| Tasks for this exercise |
A - Answer these questions using the text on the Oklahoma child welfare settlement:
(i) Which standard does Hendrick say is better for the state than the "substantial compliance" standard?
(ii) How does the state's adoption rate compare with the national average, per Hendrick?
(iii) Whose support does Hendrick say will be needed to commit the necessary resources?
B - In the text on the Oklahoma child welfare settlement, translate this sentence into Spanish: "He said if the case had moved to trial national experts were prepared to defend Oklahoma's position."
C - Output the part of the text on the Oklahoma child welfare settlement starting with "Compliance will dissolve" and going on through "class action litigation.".
(Passage for review Opens)
Compliance will dissolve on Dec. 15, 2016 if the state complies in “good faith” with proposed improvements for the prior two consecutive years. Hendrick described the settlement agreement as “a new approach to resolving class action civil rights claims involving child welfare systems.” He says the “good faith” standard is better for the state than the “substantial compliance” standard characteristic of class action litigation.
Defending a record of improvement he contends dates to 1995, Hendrick reflected, “The strength of our defense and the excellent work our child welfare workers do every day changed the conversation about how these kinds of cases should be resolved.” He believes a better future is “outlined in a framework that both sides hope will satisfy our shared desire to meet the needs of vulnerable children and families.” He said if the case had moved to trial national experts were prepared to defend Oklahoma's position. Strong defense allowed the state to resolve the suit without a consent decree, he said.
Hendrick continued, “We will continue to make improvements even after compliance with the future plan has been completed. The strengths and list of child welfare achievements are many, including an adoption rate that is more than twice the national average per capita over the last five years.”
Hendrick said improvements for foster care have been notable, and will continue during and after implementation of any plan flowing from the settlement.
Hendrick supports higher pay for child welfare works, saying, “We know this work is intensive, stressful, and demands people with critical thinking skills. As a state, we should value this work with pay that reflects the level of responsibilities expected of these workers.”
His formal comments concluded, “Some of these improvements, particularly those involving recruitment and retention of child welfare workers and foster parents, will require additional state dollars. We will need the support of the Governor, the legislature, and the judicial system to commit the resources needed to ensure that Oklahoma’s child welfare system can meet these demands.”
(Passage for review Closes)
(Record set Opens)
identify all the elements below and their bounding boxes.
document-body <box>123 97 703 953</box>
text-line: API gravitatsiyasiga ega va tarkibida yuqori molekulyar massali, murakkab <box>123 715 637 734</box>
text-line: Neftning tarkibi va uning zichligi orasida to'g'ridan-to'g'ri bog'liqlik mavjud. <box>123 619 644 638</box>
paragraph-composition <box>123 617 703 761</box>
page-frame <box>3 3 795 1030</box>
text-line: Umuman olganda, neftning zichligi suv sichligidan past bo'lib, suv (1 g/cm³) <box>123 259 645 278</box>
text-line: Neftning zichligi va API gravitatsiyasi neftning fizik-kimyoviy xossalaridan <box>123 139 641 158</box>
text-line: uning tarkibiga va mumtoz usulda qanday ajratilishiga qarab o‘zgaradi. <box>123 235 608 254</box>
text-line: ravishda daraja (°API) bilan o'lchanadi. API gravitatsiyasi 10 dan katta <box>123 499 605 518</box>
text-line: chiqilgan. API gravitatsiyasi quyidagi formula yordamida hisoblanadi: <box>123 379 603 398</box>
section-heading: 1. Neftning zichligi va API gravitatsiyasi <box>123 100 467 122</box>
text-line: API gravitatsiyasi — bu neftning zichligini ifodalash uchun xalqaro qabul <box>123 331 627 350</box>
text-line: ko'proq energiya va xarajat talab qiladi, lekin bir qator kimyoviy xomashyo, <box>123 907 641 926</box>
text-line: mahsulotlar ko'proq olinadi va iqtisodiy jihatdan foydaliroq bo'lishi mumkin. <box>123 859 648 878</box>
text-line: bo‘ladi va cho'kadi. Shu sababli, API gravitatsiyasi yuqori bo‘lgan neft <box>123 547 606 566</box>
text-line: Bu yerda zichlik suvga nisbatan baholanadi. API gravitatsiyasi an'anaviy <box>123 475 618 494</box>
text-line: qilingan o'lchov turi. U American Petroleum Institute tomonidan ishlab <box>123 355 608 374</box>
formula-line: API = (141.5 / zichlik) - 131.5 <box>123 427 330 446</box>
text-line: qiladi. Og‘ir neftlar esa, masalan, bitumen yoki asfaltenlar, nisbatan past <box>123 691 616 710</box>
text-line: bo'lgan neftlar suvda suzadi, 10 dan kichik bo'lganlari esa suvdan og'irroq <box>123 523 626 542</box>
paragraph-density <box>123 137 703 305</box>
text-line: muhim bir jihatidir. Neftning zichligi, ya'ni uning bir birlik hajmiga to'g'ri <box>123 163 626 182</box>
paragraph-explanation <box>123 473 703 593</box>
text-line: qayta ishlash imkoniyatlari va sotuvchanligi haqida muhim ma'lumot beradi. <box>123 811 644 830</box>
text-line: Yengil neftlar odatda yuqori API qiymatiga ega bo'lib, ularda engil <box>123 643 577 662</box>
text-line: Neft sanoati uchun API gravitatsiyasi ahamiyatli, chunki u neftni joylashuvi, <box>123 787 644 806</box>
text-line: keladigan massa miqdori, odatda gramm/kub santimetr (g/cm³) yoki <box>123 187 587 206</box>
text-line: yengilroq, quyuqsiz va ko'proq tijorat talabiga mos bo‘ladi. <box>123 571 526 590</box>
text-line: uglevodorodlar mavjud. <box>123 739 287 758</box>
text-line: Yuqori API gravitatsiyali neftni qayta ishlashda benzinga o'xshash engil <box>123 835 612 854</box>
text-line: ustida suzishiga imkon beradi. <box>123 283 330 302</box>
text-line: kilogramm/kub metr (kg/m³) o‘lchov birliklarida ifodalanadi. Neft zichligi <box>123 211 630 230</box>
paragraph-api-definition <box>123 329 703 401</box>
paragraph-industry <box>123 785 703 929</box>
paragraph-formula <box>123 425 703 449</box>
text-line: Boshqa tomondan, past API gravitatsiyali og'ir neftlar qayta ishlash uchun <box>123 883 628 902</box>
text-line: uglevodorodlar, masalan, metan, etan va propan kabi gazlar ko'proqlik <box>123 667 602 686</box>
(Record set Closes)
| Answers to each task |
A -
(i) The "good faith" standard.
(ii) It is more than twice the national average per capita over the last five years.
(iii) The Governor, the legislature, and the judicial system.

B - Dijo que, si el caso hubiera llegado a juicio, había expertos nacionales preparados para defender la postura de Oklahoma.

C -
Compliance will dissolve on Dec. 15, 2016 if the state complies in “good faith” with proposed improvements for the prior two consecutive years. Hendrick described the settlement agreement as “a new approach to resolving class action civil rights claims involving child welfare systems.” He says the “good faith” standard is better for the state than the “substantial compliance” standard characteristic of class action litigation.